TASK DIRECTIONS: Report each line of the data that has "bottom" somewhere in it.

Rows from a figure dataset
******************************

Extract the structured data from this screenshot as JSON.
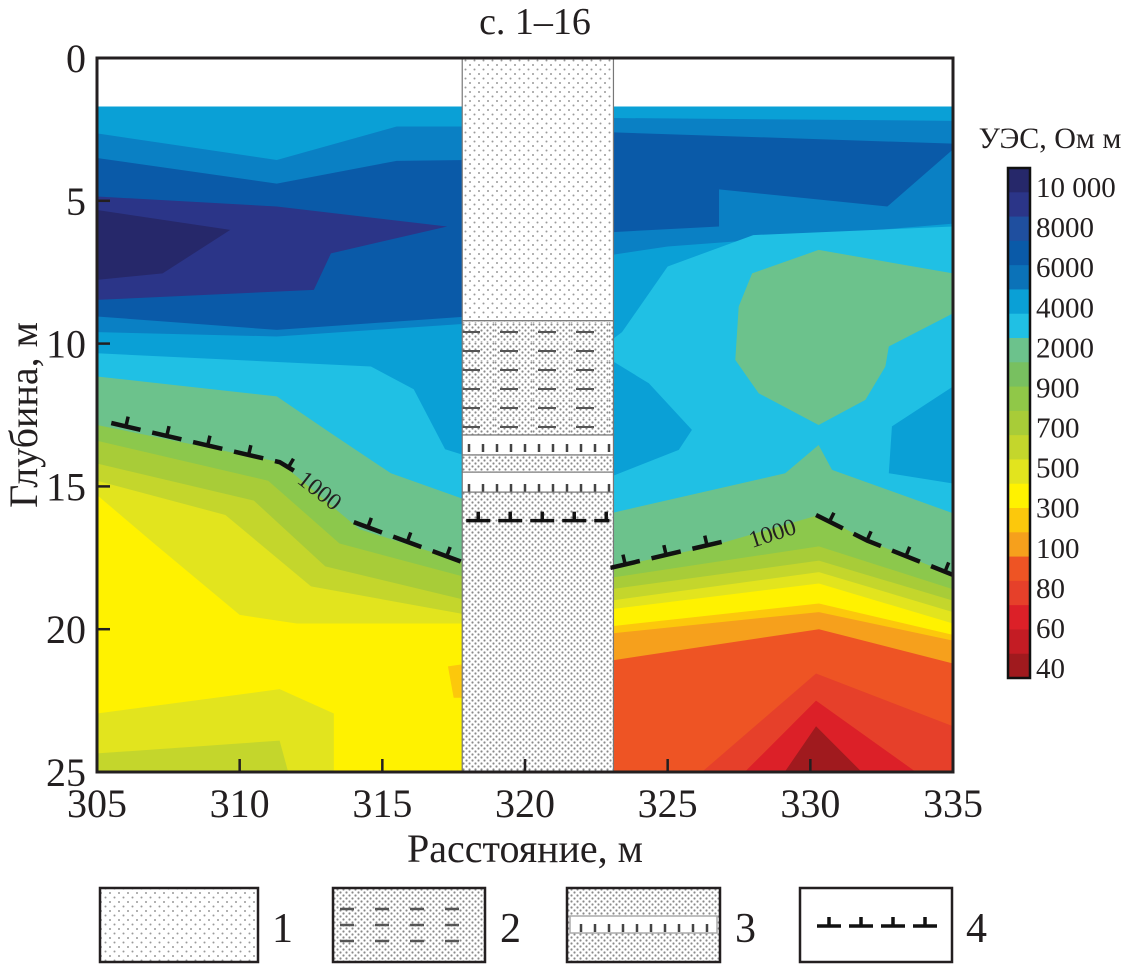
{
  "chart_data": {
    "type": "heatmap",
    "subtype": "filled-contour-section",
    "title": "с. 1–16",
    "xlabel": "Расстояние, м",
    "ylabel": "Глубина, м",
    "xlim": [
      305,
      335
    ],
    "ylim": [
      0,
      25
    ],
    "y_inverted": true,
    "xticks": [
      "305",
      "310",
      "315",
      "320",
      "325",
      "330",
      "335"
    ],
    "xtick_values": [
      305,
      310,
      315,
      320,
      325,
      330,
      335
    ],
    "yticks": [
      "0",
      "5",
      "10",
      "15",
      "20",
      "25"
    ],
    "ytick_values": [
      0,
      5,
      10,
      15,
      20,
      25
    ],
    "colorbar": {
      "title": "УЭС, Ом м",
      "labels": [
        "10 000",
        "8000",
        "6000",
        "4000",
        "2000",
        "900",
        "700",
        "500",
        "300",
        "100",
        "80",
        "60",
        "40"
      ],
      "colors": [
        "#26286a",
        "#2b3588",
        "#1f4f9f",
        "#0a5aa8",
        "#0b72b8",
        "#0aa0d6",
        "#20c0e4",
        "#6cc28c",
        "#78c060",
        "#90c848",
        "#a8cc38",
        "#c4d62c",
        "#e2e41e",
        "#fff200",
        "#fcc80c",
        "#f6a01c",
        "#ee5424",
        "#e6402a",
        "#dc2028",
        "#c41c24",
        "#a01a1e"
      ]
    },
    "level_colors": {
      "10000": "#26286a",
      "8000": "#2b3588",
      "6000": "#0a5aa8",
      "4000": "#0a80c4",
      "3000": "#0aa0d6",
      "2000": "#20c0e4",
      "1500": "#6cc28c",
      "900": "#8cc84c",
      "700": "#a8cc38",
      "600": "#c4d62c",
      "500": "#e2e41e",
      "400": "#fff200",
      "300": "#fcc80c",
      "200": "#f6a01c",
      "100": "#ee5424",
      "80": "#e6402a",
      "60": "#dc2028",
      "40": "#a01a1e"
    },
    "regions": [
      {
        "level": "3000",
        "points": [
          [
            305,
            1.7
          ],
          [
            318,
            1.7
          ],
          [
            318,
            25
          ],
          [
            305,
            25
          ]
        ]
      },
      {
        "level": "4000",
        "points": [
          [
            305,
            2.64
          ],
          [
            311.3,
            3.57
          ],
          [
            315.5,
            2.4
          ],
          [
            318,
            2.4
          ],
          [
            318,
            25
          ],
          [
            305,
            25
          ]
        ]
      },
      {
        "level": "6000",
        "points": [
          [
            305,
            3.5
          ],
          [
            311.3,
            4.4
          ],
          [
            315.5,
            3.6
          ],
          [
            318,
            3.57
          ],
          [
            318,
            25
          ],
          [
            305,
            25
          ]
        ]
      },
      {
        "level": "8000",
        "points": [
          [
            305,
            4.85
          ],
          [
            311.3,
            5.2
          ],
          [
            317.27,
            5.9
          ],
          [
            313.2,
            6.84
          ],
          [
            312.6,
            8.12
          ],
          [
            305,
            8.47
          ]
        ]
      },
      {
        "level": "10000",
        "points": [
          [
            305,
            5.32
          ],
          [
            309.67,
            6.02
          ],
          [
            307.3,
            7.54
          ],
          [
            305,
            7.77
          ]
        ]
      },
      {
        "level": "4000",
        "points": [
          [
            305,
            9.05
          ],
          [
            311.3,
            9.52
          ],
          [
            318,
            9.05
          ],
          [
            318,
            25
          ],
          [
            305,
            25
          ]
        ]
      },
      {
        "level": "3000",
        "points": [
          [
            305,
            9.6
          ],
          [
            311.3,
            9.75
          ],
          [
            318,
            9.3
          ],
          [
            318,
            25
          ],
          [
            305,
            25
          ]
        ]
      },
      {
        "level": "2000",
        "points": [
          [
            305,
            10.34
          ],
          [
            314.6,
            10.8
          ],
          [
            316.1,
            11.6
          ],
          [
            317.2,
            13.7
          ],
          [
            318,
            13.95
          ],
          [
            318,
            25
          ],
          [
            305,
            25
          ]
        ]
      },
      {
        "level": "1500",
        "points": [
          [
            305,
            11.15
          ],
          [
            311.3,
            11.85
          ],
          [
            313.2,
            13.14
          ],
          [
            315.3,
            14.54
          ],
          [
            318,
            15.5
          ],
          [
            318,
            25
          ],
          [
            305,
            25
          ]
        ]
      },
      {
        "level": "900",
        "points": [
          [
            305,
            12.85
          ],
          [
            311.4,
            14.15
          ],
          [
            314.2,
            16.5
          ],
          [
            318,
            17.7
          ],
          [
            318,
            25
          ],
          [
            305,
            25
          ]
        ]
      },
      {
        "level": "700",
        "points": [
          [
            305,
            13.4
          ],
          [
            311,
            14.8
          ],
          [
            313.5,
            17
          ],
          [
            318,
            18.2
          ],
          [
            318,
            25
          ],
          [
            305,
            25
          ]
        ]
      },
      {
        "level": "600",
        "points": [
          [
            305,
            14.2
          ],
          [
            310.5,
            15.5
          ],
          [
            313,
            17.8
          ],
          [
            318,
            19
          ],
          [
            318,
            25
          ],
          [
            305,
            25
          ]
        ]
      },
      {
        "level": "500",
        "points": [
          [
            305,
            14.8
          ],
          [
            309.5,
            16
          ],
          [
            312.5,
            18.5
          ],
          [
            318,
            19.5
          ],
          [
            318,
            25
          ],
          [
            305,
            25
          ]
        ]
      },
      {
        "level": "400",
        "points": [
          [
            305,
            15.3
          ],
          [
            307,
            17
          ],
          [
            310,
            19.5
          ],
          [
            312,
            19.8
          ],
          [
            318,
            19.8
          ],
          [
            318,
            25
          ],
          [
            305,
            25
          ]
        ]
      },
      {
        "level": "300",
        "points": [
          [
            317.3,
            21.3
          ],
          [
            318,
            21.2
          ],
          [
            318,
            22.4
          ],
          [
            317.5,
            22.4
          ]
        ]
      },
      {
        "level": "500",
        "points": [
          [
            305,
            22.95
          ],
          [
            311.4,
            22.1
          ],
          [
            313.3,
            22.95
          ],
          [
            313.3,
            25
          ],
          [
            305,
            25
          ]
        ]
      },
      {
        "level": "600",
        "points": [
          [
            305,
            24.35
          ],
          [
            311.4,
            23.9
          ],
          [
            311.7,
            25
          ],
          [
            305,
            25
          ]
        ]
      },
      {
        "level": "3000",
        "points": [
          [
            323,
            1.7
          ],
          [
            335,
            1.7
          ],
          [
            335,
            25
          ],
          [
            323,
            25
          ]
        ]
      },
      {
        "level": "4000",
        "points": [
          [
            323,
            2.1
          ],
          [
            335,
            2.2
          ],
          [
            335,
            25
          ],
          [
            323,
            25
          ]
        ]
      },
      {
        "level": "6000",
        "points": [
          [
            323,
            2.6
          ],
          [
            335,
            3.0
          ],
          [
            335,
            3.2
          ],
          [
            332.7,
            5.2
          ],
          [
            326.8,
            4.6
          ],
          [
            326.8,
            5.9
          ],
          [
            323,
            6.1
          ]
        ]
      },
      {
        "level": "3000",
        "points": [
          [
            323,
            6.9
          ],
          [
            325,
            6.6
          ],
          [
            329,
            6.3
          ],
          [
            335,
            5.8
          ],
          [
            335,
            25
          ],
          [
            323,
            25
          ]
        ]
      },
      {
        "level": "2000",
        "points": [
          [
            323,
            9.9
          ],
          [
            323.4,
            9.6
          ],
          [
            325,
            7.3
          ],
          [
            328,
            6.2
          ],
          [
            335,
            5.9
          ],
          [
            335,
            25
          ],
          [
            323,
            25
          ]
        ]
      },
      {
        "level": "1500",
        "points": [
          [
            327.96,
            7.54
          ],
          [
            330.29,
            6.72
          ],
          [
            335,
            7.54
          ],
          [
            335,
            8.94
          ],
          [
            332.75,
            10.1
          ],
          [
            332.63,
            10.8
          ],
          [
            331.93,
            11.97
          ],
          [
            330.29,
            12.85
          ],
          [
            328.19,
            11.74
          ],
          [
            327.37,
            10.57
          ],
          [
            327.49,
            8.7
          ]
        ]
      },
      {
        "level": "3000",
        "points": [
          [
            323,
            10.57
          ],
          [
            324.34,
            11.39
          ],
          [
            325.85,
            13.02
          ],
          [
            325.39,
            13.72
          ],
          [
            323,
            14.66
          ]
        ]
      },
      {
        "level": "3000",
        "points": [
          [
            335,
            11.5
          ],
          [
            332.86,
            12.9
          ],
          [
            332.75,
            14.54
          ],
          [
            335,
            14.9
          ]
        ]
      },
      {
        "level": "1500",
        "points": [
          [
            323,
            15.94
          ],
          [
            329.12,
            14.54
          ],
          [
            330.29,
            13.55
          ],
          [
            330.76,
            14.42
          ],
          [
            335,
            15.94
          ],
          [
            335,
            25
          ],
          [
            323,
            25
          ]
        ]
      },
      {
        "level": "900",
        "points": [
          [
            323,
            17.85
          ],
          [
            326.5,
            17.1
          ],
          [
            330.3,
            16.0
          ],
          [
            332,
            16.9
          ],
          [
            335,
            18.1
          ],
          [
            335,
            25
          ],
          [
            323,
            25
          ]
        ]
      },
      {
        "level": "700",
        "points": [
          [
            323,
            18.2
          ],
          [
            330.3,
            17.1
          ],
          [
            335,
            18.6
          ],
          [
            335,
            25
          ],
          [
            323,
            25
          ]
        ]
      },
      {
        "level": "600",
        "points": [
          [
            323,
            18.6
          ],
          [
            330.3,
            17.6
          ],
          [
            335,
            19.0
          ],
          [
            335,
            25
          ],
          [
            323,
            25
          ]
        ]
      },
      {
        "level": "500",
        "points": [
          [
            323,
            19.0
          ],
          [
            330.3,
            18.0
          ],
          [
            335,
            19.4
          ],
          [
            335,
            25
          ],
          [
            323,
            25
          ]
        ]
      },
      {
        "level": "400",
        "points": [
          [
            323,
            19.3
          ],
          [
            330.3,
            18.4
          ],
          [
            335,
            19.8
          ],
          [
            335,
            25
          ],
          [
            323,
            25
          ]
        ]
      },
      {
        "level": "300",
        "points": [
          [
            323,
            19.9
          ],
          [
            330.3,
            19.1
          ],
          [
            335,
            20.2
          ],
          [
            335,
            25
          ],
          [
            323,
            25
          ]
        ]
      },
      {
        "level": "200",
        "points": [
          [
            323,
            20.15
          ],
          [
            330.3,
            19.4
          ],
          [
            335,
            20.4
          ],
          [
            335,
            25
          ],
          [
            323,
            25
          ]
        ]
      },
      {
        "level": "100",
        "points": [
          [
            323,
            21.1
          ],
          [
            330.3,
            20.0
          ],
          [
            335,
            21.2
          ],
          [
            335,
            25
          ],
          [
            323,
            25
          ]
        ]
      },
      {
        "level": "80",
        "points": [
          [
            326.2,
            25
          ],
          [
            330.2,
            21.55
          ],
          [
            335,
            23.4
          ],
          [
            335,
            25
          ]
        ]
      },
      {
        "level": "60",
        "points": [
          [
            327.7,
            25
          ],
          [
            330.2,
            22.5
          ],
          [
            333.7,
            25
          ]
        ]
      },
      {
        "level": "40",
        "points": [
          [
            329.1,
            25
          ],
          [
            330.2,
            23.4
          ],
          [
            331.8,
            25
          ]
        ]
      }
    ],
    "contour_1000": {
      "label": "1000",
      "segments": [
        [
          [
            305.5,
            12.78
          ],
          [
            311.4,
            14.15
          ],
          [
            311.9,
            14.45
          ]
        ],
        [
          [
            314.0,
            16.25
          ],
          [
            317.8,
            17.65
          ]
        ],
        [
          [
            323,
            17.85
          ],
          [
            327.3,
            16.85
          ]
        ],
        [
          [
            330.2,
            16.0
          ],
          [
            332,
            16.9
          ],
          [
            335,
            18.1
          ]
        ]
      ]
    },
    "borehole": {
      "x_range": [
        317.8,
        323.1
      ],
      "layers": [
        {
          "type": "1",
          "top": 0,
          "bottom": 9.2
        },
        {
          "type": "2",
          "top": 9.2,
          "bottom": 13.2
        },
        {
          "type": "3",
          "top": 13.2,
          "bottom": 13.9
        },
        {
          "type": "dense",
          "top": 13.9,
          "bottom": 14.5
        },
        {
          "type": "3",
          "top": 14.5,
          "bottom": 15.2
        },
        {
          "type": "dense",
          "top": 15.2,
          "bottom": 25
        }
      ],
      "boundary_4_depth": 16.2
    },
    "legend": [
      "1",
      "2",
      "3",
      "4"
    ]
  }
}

******************************

SOLVED EXERCISE:
          "bottom": 9.2
          "bottom": 13.2
          "bottom": 13.9
          "bottom": 14.5
          "bottom": 15.2
          "bottom": 25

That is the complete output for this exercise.